EXERCISE BRIEF
What follows is a listing. Write it all out exactly.

TASK MATERIAL
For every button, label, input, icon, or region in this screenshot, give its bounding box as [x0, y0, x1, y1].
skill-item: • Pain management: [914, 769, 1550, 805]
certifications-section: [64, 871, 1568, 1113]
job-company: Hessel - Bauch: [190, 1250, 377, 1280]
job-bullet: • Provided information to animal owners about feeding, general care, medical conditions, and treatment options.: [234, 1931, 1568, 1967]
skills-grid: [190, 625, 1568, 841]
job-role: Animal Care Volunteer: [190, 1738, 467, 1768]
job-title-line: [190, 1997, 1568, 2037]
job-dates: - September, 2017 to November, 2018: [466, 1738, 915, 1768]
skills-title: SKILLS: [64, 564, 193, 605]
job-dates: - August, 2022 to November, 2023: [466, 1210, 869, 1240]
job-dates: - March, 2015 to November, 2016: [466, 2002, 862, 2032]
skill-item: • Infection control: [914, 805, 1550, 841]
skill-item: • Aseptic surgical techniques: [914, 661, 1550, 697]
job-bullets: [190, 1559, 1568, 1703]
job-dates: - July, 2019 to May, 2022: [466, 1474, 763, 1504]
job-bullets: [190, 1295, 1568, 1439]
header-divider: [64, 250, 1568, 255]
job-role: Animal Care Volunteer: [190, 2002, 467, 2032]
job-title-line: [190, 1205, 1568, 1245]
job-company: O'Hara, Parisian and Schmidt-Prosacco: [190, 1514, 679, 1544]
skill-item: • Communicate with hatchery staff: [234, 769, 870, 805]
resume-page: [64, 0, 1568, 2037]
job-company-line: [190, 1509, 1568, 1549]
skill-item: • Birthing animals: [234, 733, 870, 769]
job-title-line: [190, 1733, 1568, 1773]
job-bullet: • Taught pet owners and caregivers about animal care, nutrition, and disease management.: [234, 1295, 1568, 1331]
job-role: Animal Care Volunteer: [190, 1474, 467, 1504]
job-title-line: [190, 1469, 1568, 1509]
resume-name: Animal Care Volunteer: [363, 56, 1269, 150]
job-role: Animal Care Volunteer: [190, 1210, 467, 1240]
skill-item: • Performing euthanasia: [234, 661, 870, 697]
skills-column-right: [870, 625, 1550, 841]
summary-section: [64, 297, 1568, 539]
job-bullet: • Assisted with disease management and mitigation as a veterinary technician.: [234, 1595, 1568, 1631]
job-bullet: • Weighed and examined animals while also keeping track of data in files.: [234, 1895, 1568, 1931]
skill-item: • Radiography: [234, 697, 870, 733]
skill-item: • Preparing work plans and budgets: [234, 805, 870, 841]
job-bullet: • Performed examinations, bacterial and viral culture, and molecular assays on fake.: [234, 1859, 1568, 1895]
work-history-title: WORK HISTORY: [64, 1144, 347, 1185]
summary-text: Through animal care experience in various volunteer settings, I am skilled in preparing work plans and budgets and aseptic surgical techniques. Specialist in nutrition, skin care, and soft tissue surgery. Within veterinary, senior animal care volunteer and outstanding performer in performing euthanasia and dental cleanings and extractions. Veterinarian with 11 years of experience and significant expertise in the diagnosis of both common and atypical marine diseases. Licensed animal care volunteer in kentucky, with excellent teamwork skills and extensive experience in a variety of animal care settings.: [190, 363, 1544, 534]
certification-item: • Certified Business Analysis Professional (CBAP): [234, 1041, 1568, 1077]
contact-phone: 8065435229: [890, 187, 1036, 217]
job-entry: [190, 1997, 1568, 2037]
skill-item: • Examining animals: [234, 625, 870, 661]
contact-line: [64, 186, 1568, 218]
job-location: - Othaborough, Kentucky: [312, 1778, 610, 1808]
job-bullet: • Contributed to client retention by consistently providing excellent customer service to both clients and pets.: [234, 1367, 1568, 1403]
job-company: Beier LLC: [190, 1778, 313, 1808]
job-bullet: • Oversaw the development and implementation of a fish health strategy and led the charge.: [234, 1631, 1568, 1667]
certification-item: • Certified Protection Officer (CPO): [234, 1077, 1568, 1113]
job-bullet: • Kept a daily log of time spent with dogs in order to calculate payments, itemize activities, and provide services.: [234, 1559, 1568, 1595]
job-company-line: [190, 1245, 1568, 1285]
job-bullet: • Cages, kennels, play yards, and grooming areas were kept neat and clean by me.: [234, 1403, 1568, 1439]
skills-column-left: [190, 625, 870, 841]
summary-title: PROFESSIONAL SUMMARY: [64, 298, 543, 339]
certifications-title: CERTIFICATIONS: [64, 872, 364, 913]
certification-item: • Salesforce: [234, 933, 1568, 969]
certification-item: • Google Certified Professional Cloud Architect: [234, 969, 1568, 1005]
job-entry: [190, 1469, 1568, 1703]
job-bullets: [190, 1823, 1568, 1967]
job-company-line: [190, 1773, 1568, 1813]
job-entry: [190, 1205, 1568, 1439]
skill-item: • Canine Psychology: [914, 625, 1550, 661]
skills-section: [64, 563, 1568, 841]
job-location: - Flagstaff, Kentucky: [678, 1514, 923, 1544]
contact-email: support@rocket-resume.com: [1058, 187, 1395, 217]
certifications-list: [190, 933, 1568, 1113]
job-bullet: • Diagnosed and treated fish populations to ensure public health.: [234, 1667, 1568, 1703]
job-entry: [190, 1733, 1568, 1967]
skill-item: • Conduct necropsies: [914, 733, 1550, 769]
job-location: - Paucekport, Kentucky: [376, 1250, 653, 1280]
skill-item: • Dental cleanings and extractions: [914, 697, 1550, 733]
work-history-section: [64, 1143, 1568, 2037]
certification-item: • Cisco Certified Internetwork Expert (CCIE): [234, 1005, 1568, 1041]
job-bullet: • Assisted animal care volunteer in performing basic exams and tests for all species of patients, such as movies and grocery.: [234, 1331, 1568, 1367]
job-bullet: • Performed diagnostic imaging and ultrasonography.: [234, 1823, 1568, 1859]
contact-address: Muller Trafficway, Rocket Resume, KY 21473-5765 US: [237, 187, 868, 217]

FINISHED EXERCISE
For every button, label, input, icon, or region in this screenshot, give its bounding box as [x0, y0, x1, y1].
skill-item: • Pain management: [914, 769, 1550, 805]
certifications-section: [64, 871, 1568, 1113]
job-company: Hessel - Bauch: [190, 1250, 377, 1280]
job-bullet: • Provided information to animal owners about feeding, general care, medical conditions, and treatment options.: [234, 1931, 1568, 1967]
skills-grid: [190, 625, 1568, 841]
job-role: Animal Care Volunteer: [190, 1738, 467, 1768]
job-title-line: [190, 1997, 1568, 2037]
job-dates: - September, 2017 to November, 2018: [466, 1738, 915, 1768]
skills-title: SKILLS: [64, 564, 193, 605]
job-dates: - August, 2022 to November, 2023: [466, 1210, 869, 1240]
job-dates: - March, 2015 to November, 2016: [466, 2002, 862, 2032]
skill-item: • Infection control: [914, 805, 1550, 841]
skill-item: • Aseptic surgical techniques: [914, 661, 1550, 697]
job-bullets: [190, 1559, 1568, 1703]
job-dates: - July, 2019 to May, 2022: [466, 1474, 763, 1504]
job-bullets: [190, 1295, 1568, 1439]
header-divider: [64, 250, 1568, 255]
job-role: Animal Care Volunteer: [190, 2002, 467, 2032]
job-title-line: [190, 1205, 1568, 1245]
job-company: O'Hara, Parisian and Schmidt-Prosacco: [190, 1514, 679, 1544]
skill-item: • Communicate with hatchery staff: [234, 769, 870, 805]
resume-page: [64, 0, 1568, 2037]
job-company-line: [190, 1509, 1568, 1549]
skill-item: • Birthing animals: [234, 733, 870, 769]
job-title-line: [190, 1733, 1568, 1773]
job-bullet: • Taught pet owners and caregivers about animal care, nutrition, and disease management.: [234, 1295, 1568, 1331]
job-role: Animal Care Volunteer: [190, 1474, 467, 1504]
job-title-line: [190, 1469, 1568, 1509]
resume-name: Animal Care Volunteer: [363, 56, 1269, 150]
job-role: Animal Care Volunteer: [190, 1210, 467, 1240]
skill-item: • Performing euthanasia: [234, 661, 870, 697]
skills-column-right: [870, 625, 1550, 841]
summary-section: [64, 297, 1568, 539]
job-bullet: • Assisted with disease management and mitigation as a veterinary technician.: [234, 1595, 1568, 1631]
job-bullet: • Weighed and examined animals while also keeping track of data in files.: [234, 1895, 1568, 1931]
skill-item: • Radiography: [234, 697, 870, 733]
skill-item: • Preparing work plans and budgets: [234, 805, 870, 841]
job-bullet: • Performed examinations, bacterial and viral culture, and molecular assays on fake.: [234, 1859, 1568, 1895]
work-history-title: WORK HISTORY: [64, 1144, 347, 1185]
summary-text: Through animal care experience in various volunteer settings, I am skilled in preparing work plans and budgets and aseptic surgical techniques. Specialist in nutrition, skin care, and soft tissue surgery. Within veterinary, senior animal care volunteer and outstanding performer in performing euthanasia and dental cleanings and extractions. Veterinarian with 11 years of experience and significant expertise in the diagnosis of both common and atypical marine diseases. Licensed animal care volunteer in kentucky, with excellent teamwork skills and extensive experience in a variety of animal care settings.: [190, 363, 1544, 534]
certification-item: • Certified Business Analysis Professional (CBAP): [234, 1041, 1568, 1077]
contact-phone: 8065435229: [890, 187, 1036, 217]
job-entry: [190, 1997, 1568, 2037]
skill-item: • Examining animals: [234, 625, 870, 661]
contact-line: [64, 186, 1568, 218]
job-location: - Othaborough, Kentucky: [312, 1778, 610, 1808]
job-bullet: • Contributed to client retention by consistently providing excellent customer service to both clients and pets.: [234, 1367, 1568, 1403]
job-company: Beier LLC: [190, 1778, 313, 1808]
job-bullet: • Oversaw the development and implementation of a fish health strategy and led the charge.: [234, 1631, 1568, 1667]
certification-item: • Certified Protection Officer (CPO): [234, 1077, 1568, 1113]
job-bullet: • Kept a daily log of time spent with dogs in order to calculate payments, itemize activities, and provide services.: [234, 1559, 1568, 1595]
job-company-line: [190, 1245, 1568, 1285]
job-bullet: • Cages, kennels, play yards, and grooming areas were kept neat and clean by me.: [234, 1403, 1568, 1439]
skills-column-left: [190, 625, 870, 841]
summary-title: PROFESSIONAL SUMMARY: [64, 298, 543, 339]
certifications-title: CERTIFICATIONS: [64, 872, 364, 913]
certification-item: • Salesforce: [234, 933, 1568, 969]
certification-item: • Google Certified Professional Cloud Architect: [234, 969, 1568, 1005]
job-entry: [190, 1469, 1568, 1703]
job-bullets: [190, 1823, 1568, 1967]
job-company-line: [190, 1773, 1568, 1813]
job-entry: [190, 1205, 1568, 1439]
skill-item: • Canine Psychology: [914, 625, 1550, 661]
skills-section: [64, 563, 1568, 841]
job-location: - Flagstaff, Kentucky: [678, 1514, 923, 1544]
contact-email: support@rocket-resume.com: [1058, 187, 1395, 217]
certifications-list: [190, 933, 1568, 1113]
job-bullet: • Diagnosed and treated fish populations to ensure public health.: [234, 1667, 1568, 1703]
job-entry: [190, 1733, 1568, 1967]
skill-item: • Conduct necropsies: [914, 733, 1550, 769]
job-location: - Paucekport, Kentucky: [376, 1250, 653, 1280]
skill-item: • Dental cleanings and extractions: [914, 697, 1550, 733]
work-history-section: [64, 1143, 1568, 2037]
certification-item: • Cisco Certified Internetwork Expert (CCIE): [234, 1005, 1568, 1041]
job-bullet: • Assisted animal care volunteer in performing basic exams and tests for all species of patients, such as movies and grocery.: [234, 1331, 1568, 1367]
job-bullet: • Performed diagnostic imaging and ultrasonography.: [234, 1823, 1568, 1859]
contact-address: Muller Trafficway, Rocket Resume, KY 21473-5765 US: [237, 187, 868, 217]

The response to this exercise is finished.